— start —

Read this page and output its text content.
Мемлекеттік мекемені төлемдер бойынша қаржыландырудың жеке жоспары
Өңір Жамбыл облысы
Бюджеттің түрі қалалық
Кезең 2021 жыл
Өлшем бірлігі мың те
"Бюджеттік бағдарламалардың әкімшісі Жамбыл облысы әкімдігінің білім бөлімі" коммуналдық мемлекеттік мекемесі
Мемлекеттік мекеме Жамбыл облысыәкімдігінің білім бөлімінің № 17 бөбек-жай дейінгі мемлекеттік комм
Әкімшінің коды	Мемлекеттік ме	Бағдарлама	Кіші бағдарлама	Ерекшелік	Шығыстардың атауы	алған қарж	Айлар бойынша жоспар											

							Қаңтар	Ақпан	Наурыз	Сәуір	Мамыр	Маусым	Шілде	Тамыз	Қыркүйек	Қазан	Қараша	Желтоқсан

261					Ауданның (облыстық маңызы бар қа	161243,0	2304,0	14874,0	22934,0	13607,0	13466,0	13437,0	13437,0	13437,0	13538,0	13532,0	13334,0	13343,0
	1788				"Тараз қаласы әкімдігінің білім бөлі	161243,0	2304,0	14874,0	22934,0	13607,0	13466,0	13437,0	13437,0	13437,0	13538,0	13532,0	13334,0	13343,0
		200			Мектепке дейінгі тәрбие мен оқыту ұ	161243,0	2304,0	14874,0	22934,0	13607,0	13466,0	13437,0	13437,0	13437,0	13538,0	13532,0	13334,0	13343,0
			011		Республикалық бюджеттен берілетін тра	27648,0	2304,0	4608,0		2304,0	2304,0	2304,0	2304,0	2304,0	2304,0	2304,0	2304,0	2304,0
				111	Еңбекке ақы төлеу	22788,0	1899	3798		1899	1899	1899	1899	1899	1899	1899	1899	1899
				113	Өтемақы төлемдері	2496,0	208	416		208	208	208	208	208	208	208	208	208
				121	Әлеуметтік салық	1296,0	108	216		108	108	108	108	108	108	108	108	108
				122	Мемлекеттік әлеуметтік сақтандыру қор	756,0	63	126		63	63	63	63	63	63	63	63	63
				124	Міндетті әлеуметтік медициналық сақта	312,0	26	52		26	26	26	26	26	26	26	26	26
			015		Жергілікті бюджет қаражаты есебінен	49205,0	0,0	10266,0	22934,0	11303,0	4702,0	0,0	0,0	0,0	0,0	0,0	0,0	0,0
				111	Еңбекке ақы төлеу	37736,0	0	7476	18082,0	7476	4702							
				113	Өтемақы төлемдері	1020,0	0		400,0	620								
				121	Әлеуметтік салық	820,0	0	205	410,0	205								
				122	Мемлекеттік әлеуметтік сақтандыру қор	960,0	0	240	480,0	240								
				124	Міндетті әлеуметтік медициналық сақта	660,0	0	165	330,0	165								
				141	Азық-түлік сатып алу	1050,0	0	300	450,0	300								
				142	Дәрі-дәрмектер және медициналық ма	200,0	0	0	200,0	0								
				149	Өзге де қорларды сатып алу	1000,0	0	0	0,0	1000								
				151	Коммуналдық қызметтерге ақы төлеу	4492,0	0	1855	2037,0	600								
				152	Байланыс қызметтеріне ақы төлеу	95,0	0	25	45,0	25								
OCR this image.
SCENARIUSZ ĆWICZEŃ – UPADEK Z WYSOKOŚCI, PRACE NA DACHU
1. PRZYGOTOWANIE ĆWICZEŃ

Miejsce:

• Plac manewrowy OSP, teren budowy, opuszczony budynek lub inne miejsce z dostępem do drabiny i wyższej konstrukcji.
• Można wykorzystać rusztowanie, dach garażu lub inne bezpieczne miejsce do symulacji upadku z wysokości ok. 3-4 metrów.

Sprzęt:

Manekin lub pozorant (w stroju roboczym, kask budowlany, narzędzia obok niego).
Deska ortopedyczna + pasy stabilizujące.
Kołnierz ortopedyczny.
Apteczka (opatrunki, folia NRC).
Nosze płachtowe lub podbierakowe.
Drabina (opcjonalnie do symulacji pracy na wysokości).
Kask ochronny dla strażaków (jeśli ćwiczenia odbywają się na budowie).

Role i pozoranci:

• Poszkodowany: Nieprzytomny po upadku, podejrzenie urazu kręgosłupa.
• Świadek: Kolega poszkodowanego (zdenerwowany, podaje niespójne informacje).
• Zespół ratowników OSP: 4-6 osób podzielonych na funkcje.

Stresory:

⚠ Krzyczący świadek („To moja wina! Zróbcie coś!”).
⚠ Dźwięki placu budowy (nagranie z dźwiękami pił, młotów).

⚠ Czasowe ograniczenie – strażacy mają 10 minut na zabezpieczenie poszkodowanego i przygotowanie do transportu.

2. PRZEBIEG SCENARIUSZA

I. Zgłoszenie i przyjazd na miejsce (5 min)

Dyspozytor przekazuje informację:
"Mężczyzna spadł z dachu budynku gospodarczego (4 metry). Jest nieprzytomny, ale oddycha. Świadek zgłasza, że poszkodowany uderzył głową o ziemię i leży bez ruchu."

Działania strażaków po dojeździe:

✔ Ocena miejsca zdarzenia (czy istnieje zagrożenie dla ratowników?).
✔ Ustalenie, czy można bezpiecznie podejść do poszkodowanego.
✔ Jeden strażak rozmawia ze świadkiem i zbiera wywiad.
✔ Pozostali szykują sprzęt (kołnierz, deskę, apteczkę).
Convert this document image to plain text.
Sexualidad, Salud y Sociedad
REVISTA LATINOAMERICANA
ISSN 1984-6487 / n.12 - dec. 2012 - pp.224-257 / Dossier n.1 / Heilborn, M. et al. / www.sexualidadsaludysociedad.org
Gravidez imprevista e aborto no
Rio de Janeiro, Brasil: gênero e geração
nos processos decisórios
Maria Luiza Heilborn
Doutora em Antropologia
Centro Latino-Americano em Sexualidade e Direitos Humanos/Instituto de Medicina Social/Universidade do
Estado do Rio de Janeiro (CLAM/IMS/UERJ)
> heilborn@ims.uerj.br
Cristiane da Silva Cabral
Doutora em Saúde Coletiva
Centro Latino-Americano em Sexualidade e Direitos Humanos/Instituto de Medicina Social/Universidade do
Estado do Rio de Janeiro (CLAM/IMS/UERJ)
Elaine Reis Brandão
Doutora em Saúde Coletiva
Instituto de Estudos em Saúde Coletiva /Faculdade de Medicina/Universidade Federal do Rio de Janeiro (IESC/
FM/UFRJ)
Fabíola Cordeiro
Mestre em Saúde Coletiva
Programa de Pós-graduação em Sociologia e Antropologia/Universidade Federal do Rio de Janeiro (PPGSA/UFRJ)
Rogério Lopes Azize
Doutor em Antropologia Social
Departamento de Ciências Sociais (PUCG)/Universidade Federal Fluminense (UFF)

— end —

- **Prompt**:
The records above need to be transcribed in full. Keep every character unchanged.

- **Task output**:
Read this page and output its text content.
Мемлекеттік мекемені төлемдер бойынша қаржыландырудың жеке жоспары
Өңір Жамбыл облысы
Бюджеттің түрі қалалық
Кезең 2021 жыл
Өлшем бірлігі мың те
"Бюджеттік бағдарламалардың әкімшісі Жамбыл облысы әкімдігінің білім бөлімі" коммуналдық мемлекеттік мекемесі
Мемлекеттік мекеме Жамбыл облысыәкімдігінің білім бөлімінің № 17 бөбек-жай дейінгі мемлекеттік комм
Әкімшінің коды	Мемлекеттік ме	Бағдарлама	Кіші бағдарлама	Ерекшелік	Шығыстардың атауы	алған қарж	Айлар бойынша жоспар											

							Қаңтар	Ақпан	Наурыз	Сәуір	Мамыр	Маусым	Шілде	Тамыз	Қыркүйек	Қазан	Қараша	Желтоқсан

261					Ауданның (облыстық маңызы бар қа	161243,0	2304,0	14874,0	22934,0	13607,0	13466,0	13437,0	13437,0	13437,0	13538,0	13532,0	13334,0	13343,0
	1788				"Тараз қаласы әкімдігінің білім бөлі	161243,0	2304,0	14874,0	22934,0	13607,0	13466,0	13437,0	13437,0	13437,0	13538,0	13532,0	13334,0	13343,0
		200			Мектепке дейінгі тәрбие мен оқыту ұ	161243,0	2304,0	14874,0	22934,0	13607,0	13466,0	13437,0	13437,0	13437,0	13538,0	13532,0	13334,0	13343,0
			011		Республикалық бюджеттен берілетін тра	27648,0	2304,0	4608,0		2304,0	2304,0	2304,0	2304,0	2304,0	2304,0	2304,0	2304,0	2304,0
				111	Еңбекке ақы төлеу	22788,0	1899	3798		1899	1899	1899	1899	1899	1899	1899	1899	1899
				113	Өтемақы төлемдері	2496,0	208	416		208	208	208	208	208	208	208	208	208
				121	Әлеуметтік салық	1296,0	108	216		108	108	108	108	108	108	108	108	108
				122	Мемлекеттік әлеуметтік сақтандыру қор	756,0	63	126		63	63	63	63	63	63	63	63	63
				124	Міндетті әлеуметтік медициналық сақта	312,0	26	52		26	26	26	26	26	26	26	26	26
			015		Жергілікті бюджет қаражаты есебінен	49205,0	0,0	10266,0	22934,0	11303,0	4702,0	0,0	0,0	0,0	0,0	0,0	0,0	0,0
				111	Еңбекке ақы төлеу	37736,0	0	7476	18082,0	7476	4702							
				113	Өтемақы төлемдері	1020,0	0		400,0	620								
				121	Әлеуметтік салық	820,0	0	205	410,0	205								
				122	Мемлекеттік әлеуметтік сақтандыру қор	960,0	0	240	480,0	240								
				124	Міндетті әлеуметтік медициналық сақта	660,0	0	165	330,0	165								
				141	Азық-түлік сатып алу	1050,0	0	300	450,0	300								
				142	Дәрі-дәрмектер және медициналық ма	200,0	0	0	200,0	0								
				149	Өзге де қорларды сатып алу	1000,0	0	0	0,0	1000								
				151	Коммуналдық қызметтерге ақы төлеу	4492,0	0	1855	2037,0	600								
				152	Байланыс қызметтеріне ақы төлеу	95,0	0	25	45,0	25								
OCR this image.
SCENARIUSZ ĆWICZEŃ – UPADEK Z WYSOKOŚCI, PRACE NA DACHU
1. PRZYGOTOWANIE ĆWICZEŃ

Miejsce:

• Plac manewrowy OSP, teren budowy, opuszczony budynek lub inne miejsce z dostępem do drabiny i wyższej konstrukcji.
• Można wykorzystać rusztowanie, dach garażu lub inne bezpieczne miejsce do symulacji upadku z wysokości ok. 3-4 metrów.

Sprzęt:

Manekin lub pozorant (w stroju roboczym, kask budowlany, narzędzia obok niego).
Deska ortopedyczna + pasy stabilizujące.
Kołnierz ortopedyczny.
Apteczka (opatrunki, folia NRC).
Nosze płachtowe lub podbierakowe.
Drabina (opcjonalnie do symulacji pracy na wysokości).
Kask ochronny dla strażaków (jeśli ćwiczenia odbywają się na budowie).

Role i pozoranci:

• Poszkodowany: Nieprzytomny po upadku, podejrzenie urazu kręgosłupa.
• Świadek: Kolega poszkodowanego (zdenerwowany, podaje niespójne informacje).
• Zespół ratowników OSP: 4-6 osób podzielonych na funkcje.

Stresory:

⚠ Krzyczący świadek („To moja wina! Zróbcie coś!”).
⚠ Dźwięki placu budowy (nagranie z dźwiękami pił, młotów).

⚠ Czasowe ograniczenie – strażacy mają 10 minut na zabezpieczenie poszkodowanego i przygotowanie do transportu.

2. PRZEBIEG SCENARIUSZA

I. Zgłoszenie i przyjazd na miejsce (5 min)

Dyspozytor przekazuje informację:
"Mężczyzna spadł z dachu budynku gospodarczego (4 metry). Jest nieprzytomny, ale oddycha. Świadek zgłasza, że poszkodowany uderzył głową o ziemię i leży bez ruchu."

Działania strażaków po dojeździe:

✔ Ocena miejsca zdarzenia (czy istnieje zagrożenie dla ratowników?).
✔ Ustalenie, czy można bezpiecznie podejść do poszkodowanego.
✔ Jeden strażak rozmawia ze świadkiem i zbiera wywiad.
✔ Pozostali szykują sprzęt (kołnierz, deskę, apteczkę).
Convert this document image to plain text.
Sexualidad, Salud y Sociedad
REVISTA LATINOAMERICANA
ISSN 1984-6487 / n.12 - dec. 2012 - pp.224-257 / Dossier n.1 / Heilborn, M. et al. / www.sexualidadsaludysociedad.org
Gravidez imprevista e aborto no
Rio de Janeiro, Brasil: gênero e geração
nos processos decisórios
Maria Luiza Heilborn
Doutora em Antropologia
Centro Latino-Americano em Sexualidade e Direitos Humanos/Instituto de Medicina Social/Universidade do
Estado do Rio de Janeiro (CLAM/IMS/UERJ)
> heilborn@ims.uerj.br
Cristiane da Silva Cabral
Doutora em Saúde Coletiva
Centro Latino-Americano em Sexualidade e Direitos Humanos/Instituto de Medicina Social/Universidade do
Estado do Rio de Janeiro (CLAM/IMS/UERJ)
Elaine Reis Brandão
Doutora em Saúde Coletiva
Instituto de Estudos em Saúde Coletiva /Faculdade de Medicina/Universidade Federal do Rio de Janeiro (IESC/
FM/UFRJ)
Fabíola Cordeiro
Mestre em Saúde Coletiva
Programa de Pós-graduação em Sociologia e Antropologia/Universidade Federal do Rio de Janeiro (PPGSA/UFRJ)
Rogério Lopes Azize
Doutor em Antropologia Social
Departamento de Ciências Sociais (PUCG)/Universidade Federal Fluminense (UFF)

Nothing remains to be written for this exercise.